▶ TEXT BLOCK
*** Begin section ***
Sometimes, it’s easy to forget that the people in our history books were living, breathing humans who had thoughts and feelings, likes and dislikes, families and friends. When we see a statue or a stylized portrait, it’s hard to connect.
Daniel Voshart, a VR specialist in the film industry who holds a Bachelor of Fine Arts from the School of Image Arts at Ryerson University and a Masters of Architecture at the University of Toronto, has done something pretty incredible. He has taken ancient busts, images and descriptions of Roman emperors and turned them into realistic portraits that look like photographs. He says it was “a quarantine project that got a bit out of hand” and the results are fantastic.
He released the images in poster form in July, which sold out very quickly. Even Crissy Teigen was into his new portraits, tweeting “helloooooo severus” (sic).
helloooooo severus pic.twitter.com/I8780bwqZp
— chrissy teigen (@chrissyteigen) August 23, 2020
Voshart tweaked some of the images based on feedback and learning more about the original images he used and has released a second edition.
You can buy a poster of this second edition by visiting his Etsy store. It’s a perfect gift for the history buff in your life!
The biggest change was Macrinus. Voshart says, “I had previously referenced an old bust image found on Getty images. That bust doesn’t seem to be associated with Macrinus anymore. The narrow nose and bald head were inconsistent with coinage. Whitewashing? Now weighted heavily to bronze bust.” He also took his cue from this contemporary portrait:
Most dramatic change is Macrinus. I had previously referenced an old bust image found on Getty images.
That bust doesn’t seem to be associated with Macrinus anymore. The narrow nose and bald head were inconsistent with coinage. Whitewashing? Now weighted heavily to bronze bust. pic.twitter.com/tKVXLOSsKW
— Dan Voshart (@dvoshart) August 21, 2020
All Dan Voshart’s portraits are his artistic interpretations based busts, coin images, written accounts, birthplaces and UV skin maps. He takes the images, puts them into an online program called ArtBreeder, a generative adversarial network (or GAN), then makes changes and tweaks in Photoshop and runs them through the program again.
To make these images less “uncanny valley” he uses real people’s faces in some instances and blends their pictures into the images of the emperor.
He tells The Verge that, for instance, he put a little bit of Daniel Craig in Augustus. For Maximus Thrax, he used André the Giant because Thax was believed to have the same pituitary gland disorder as André the Giant. He also used an Assistant Professor of Classics at USC.
*** End section ***
▶ ABOUT THIS TASK
Answer these questions from the article on the Roman emperor portraits.
(a) What degree does Daniel Voshart hold from the University of Toronto?
(b) In what month did he first release the images in poster form?
(c) Which actor's face did he blend a little of into Augustus?

▶ DATA PROVIDED
*** Begin section ***
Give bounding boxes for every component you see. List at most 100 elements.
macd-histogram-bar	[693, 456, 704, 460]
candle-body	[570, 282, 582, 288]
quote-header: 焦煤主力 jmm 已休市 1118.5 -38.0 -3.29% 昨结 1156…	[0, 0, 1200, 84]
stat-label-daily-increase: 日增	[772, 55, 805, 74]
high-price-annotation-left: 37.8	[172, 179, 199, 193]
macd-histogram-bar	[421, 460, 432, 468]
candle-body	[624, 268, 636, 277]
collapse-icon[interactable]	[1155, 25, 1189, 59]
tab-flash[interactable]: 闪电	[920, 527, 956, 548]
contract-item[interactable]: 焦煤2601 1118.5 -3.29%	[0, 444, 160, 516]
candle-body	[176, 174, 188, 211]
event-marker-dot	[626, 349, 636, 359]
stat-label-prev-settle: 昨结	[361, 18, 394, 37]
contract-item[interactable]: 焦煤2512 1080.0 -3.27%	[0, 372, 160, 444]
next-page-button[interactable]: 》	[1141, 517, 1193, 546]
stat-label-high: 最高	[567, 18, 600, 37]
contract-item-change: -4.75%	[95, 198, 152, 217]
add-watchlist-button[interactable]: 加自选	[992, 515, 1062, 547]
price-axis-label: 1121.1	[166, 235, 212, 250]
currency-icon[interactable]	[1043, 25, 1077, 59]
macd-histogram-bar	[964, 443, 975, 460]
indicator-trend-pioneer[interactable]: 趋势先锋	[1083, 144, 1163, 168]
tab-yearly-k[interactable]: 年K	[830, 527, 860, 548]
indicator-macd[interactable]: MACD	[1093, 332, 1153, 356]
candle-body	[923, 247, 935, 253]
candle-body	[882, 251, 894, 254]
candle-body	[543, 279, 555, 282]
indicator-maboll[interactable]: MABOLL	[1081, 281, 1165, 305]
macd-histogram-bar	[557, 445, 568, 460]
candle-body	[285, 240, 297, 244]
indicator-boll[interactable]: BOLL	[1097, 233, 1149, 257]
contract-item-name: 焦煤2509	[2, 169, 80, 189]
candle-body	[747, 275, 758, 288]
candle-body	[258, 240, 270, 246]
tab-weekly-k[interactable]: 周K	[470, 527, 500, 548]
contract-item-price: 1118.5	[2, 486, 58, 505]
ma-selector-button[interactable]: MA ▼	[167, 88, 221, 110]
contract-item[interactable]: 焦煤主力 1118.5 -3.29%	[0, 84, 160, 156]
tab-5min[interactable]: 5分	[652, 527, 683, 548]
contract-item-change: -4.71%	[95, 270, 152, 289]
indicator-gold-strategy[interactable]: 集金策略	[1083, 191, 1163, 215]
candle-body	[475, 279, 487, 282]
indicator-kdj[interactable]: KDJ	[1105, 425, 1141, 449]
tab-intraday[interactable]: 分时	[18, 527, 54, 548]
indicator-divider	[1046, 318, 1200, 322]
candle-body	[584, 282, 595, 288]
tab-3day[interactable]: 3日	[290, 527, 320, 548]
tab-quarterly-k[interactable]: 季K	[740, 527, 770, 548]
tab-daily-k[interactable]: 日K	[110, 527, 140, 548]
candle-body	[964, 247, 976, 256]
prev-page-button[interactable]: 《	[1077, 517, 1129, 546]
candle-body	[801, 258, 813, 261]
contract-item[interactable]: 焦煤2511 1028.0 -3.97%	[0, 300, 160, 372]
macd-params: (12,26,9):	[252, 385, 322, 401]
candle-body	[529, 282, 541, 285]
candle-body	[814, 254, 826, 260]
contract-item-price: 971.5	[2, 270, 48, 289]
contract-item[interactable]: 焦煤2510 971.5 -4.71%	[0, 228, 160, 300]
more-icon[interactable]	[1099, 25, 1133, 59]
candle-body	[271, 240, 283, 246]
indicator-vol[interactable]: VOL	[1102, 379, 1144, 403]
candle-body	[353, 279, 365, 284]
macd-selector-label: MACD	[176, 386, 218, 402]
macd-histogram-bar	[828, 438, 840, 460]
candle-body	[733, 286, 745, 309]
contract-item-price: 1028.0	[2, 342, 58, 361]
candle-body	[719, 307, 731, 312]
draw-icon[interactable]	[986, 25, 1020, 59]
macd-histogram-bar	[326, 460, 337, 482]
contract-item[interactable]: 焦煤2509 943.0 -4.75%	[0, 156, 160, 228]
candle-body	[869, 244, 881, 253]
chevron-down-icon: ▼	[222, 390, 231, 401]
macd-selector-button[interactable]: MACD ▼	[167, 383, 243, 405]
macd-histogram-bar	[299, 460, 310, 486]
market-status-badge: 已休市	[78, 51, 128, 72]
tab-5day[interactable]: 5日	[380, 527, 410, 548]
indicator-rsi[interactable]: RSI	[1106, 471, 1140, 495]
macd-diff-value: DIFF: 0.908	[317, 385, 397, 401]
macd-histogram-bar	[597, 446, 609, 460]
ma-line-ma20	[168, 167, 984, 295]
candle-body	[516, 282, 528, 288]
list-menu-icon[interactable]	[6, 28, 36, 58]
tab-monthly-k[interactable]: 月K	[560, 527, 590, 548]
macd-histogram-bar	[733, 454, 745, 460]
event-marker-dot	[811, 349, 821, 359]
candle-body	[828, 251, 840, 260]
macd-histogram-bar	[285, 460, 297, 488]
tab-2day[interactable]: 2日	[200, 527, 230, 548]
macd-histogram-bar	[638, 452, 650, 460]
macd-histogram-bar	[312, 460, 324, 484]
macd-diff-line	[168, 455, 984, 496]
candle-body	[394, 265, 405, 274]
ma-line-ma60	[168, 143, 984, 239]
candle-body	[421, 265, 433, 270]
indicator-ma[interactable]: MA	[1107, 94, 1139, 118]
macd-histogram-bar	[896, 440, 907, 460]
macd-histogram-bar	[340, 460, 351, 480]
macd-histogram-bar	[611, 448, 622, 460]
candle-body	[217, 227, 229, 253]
*** End section ***
▶ SOLUTION TO THIS TASK
(a) A Masters of Architecture
(b) July
(c) Daniel Craig